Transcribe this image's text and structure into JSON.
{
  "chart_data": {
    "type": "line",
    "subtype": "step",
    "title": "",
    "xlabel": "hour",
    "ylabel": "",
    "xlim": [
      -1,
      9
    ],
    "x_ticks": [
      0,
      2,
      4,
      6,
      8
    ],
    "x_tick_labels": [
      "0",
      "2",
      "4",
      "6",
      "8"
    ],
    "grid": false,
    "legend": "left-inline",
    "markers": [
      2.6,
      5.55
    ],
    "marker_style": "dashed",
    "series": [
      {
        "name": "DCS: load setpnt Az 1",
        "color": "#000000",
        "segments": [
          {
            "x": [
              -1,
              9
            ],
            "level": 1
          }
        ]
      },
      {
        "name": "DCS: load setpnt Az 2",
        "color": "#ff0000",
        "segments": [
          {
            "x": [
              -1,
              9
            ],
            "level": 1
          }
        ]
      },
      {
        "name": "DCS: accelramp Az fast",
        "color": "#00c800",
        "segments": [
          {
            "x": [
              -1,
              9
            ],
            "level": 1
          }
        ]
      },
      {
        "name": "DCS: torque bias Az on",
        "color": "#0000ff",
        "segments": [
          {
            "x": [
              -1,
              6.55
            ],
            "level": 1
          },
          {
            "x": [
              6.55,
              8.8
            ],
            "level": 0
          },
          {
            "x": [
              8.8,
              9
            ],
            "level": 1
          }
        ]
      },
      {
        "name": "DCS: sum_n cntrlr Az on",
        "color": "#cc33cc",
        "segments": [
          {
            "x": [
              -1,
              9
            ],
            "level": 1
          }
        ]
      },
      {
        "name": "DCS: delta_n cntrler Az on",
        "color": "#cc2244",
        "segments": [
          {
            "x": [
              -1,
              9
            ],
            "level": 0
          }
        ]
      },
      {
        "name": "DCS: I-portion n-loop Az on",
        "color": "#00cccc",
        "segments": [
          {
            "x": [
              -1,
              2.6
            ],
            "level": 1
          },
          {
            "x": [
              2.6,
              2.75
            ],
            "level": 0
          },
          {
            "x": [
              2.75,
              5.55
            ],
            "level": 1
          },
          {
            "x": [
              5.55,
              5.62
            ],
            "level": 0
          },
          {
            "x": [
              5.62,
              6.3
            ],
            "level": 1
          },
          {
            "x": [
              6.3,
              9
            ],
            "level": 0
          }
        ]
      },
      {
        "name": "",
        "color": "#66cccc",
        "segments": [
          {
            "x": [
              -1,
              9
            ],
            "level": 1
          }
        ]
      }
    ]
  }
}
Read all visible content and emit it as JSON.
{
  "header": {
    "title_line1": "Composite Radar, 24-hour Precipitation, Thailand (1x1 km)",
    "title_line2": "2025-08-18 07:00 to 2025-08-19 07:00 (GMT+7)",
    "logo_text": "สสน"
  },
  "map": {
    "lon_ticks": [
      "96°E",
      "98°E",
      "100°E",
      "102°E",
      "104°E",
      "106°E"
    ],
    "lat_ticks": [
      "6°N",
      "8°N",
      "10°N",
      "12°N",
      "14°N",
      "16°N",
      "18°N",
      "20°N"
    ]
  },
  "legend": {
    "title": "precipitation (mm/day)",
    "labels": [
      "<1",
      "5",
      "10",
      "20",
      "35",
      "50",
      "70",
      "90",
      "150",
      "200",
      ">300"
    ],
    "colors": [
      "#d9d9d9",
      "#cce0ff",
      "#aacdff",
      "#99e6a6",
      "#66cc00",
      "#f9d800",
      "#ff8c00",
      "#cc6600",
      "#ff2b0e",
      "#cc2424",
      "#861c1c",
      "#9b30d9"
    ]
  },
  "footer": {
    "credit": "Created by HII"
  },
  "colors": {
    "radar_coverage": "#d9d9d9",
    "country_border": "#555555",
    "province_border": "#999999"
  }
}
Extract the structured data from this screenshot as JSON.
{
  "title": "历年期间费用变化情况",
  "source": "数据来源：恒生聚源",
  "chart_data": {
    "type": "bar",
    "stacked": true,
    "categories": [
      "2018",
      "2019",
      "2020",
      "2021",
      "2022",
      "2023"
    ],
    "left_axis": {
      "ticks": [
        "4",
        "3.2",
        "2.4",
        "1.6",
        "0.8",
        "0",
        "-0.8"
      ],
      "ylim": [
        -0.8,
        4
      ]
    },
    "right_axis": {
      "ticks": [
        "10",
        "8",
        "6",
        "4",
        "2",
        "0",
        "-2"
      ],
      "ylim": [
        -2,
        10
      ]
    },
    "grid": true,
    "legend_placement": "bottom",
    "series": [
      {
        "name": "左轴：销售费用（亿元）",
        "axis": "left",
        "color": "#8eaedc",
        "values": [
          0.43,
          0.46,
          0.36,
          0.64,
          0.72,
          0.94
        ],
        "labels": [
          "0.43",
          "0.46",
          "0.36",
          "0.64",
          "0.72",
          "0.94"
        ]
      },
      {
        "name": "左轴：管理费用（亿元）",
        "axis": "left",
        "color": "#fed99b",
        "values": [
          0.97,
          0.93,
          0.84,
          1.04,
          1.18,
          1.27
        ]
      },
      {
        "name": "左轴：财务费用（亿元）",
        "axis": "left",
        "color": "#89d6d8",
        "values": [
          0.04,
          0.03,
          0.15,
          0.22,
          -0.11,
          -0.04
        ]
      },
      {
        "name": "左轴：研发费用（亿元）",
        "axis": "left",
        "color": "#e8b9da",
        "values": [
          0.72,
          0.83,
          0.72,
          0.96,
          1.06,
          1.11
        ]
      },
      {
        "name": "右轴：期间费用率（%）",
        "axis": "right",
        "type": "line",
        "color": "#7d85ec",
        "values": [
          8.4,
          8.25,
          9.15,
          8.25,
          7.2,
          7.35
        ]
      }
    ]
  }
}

::::::::

GIVEN PROBLEM: Copy every record exactly as presented.

WRITTEN ANSWER:
Transcribe this image's text and structure into JSON.
{
  "chart_data": {
    "type": "line",
    "subtype": "step",
    "title": "",
    "xlabel": "hour",
    "ylabel": "",
    "xlim": [
      -1,
      9
    ],
    "x_ticks": [
      0,
      2,
      4,
      6,
      8
    ],
    "x_tick_labels": [
      "0",
      "2",
      "4",
      "6",
      "8"
    ],
    "grid": false,
    "legend": "left-inline",
    "markers": [
      2.6,
      5.55
    ],
    "marker_style": "dashed",
    "series": [
      {
        "name": "DCS: load setpnt Az 1",
        "color": "#000000",
        "segments": [
          {
            "x": [
              -1,
              9
            ],
            "level": 1
          }
        ]
      },
      {
        "name": "DCS: load setpnt Az 2",
        "color": "#ff0000",
        "segments": [
          {
            "x": [
              -1,
              9
            ],
            "level": 1
          }
        ]
      },
      {
        "name": "DCS: accelramp Az fast",
        "color": "#00c800",
        "segments": [
          {
            "x": [
              -1,
              9
            ],
            "level": 1
          }
        ]
      },
      {
        "name": "DCS: torque bias Az on",
        "color": "#0000ff",
        "segments": [
          {
            "x": [
              -1,
              6.55
            ],
            "level": 1
          },
          {
            "x": [
              6.55,
              8.8
            ],
            "level": 0
          },
          {
            "x": [
              8.8,
              9
            ],
            "level": 1
          }
        ]
      },
      {
        "name": "DCS: sum_n cntrlr Az on",
        "color": "#cc33cc",
        "segments": [
          {
            "x": [
              -1,
              9
            ],
            "level": 1
          }
        ]
      },
      {
        "name": "DCS: delta_n cntrler Az on",
        "color": "#cc2244",
        "segments": [
          {
            "x": [
              -1,
              9
            ],
            "level": 0
          }
        ]
      },
      {
        "name": "DCS: I-portion n-loop Az on",
        "color": "#00cccc",
        "segments": [
          {
            "x": [
              -1,
              2.6
            ],
            "level": 1
          },
          {
            "x": [
              2.6,
              2.75
            ],
            "level": 0
          },
          {
            "x": [
              2.75,
              5.55
            ],
            "level": 1
          },
          {
            "x": [
              5.55,
              5.62
            ],
            "level": 0
          },
          {
            "x": [
              5.62,
              6.3
            ],
            "level": 1
          },
          {
            "x": [
              6.3,
              9
            ],
            "level": 0
          }
        ]
      },
      {
        "name": "",
        "color": "#66cccc",
        "segments": [
          {
            "x": [
              -1,
              9
            ],
            "level": 1
          }
        ]
      }
    ]
  }
}
Read all visible content and emit it as JSON.
{
  "header": {
    "title_line1": "Composite Radar, 24-hour Precipitation, Thailand (1x1 km)",
    "title_line2": "2025-08-18 07:00 to 2025-08-19 07:00 (GMT+7)",
    "logo_text": "สสน"
  },
  "map": {
    "lon_ticks": [
      "96°E",
      "98°E",
      "100°E",
      "102°E",
      "104°E",
      "106°E"
    ],
    "lat_ticks": [
      "6°N",
      "8°N",
      "10°N",
      "12°N",
      "14°N",
      "16°N",
      "18°N",
      "20°N"
    ]
  },
  "legend": {
    "title": "precipitation (mm/day)",
    "labels": [
      "<1",
      "5",
      "10",
      "20",
      "35",
      "50",
      "70",
      "90",
      "150",
      "200",
      ">300"
    ],
    "colors": [
      "#d9d9d9",
      "#cce0ff",
      "#aacdff",
      "#99e6a6",
      "#66cc00",
      "#f9d800",
      "#ff8c00",
      "#cc6600",
      "#ff2b0e",
      "#cc2424",
      "#861c1c",
      "#9b30d9"
    ]
  },
  "footer": {
    "credit": "Created by HII"
  },
  "colors": {
    "radar_coverage": "#d9d9d9",
    "country_border": "#555555",
    "province_border": "#999999"
  }
}
Extract the structured data from this screenshot as JSON.
{
  "title": "历年期间费用变化情况",
  "source": "数据来源：恒生聚源",
  "chart_data": {
    "type": "bar",
    "stacked": true,
    "categories": [
      "2018",
      "2019",
      "2020",
      "2021",
      "2022",
      "2023"
    ],
    "left_axis": {
      "ticks": [
        "4",
        "3.2",
        "2.4",
        "1.6",
        "0.8",
        "0",
        "-0.8"
      ],
      "ylim": [
        -0.8,
        4
      ]
    },
    "right_axis": {
      "ticks": [
        "10",
        "8",
        "6",
        "4",
        "2",
        "0",
        "-2"
      ],
      "ylim": [
        -2,
        10
      ]
    },
    "grid": true,
    "legend_placement": "bottom",
    "series": [
      {
        "name": "左轴：销售费用（亿元）",
        "axis": "left",
        "color": "#8eaedc",
        "values": [
          0.43,
          0.46,
          0.36,
          0.64,
          0.72,
          0.94
        ],
        "labels": [
          "0.43",
          "0.46",
          "0.36",
          "0.64",
          "0.72",
          "0.94"
        ]
      },
      {
        "name": "左轴：管理费用（亿元）",
        "axis": "left",
        "color": "#fed99b",
        "values": [
          0.97,
          0.93,
          0.84,
          1.04,
          1.18,
          1.27
        ]
      },
      {
        "name": "左轴：财务费用（亿元）",
        "axis": "left",
        "color": "#89d6d8",
        "values": [
          0.04,
          0.03,
          0.15,
          0.22,
          -0.11,
          -0.04
        ]
      },
      {
        "name": "左轴：研发费用（亿元）",
        "axis": "left",
        "color": "#e8b9da",
        "values": [
          0.72,
          0.83,
          0.72,
          0.96,
          1.06,
          1.11
        ]
      },
      {
        "name": "右轴：期间费用率（%）",
        "axis": "right",
        "type": "line",
        "color": "#7d85ec",
        "values": [
          8.4,
          8.25,
          9.15,
          8.25,
          7.2,
          7.35
        ]
      }
    ]
  }
}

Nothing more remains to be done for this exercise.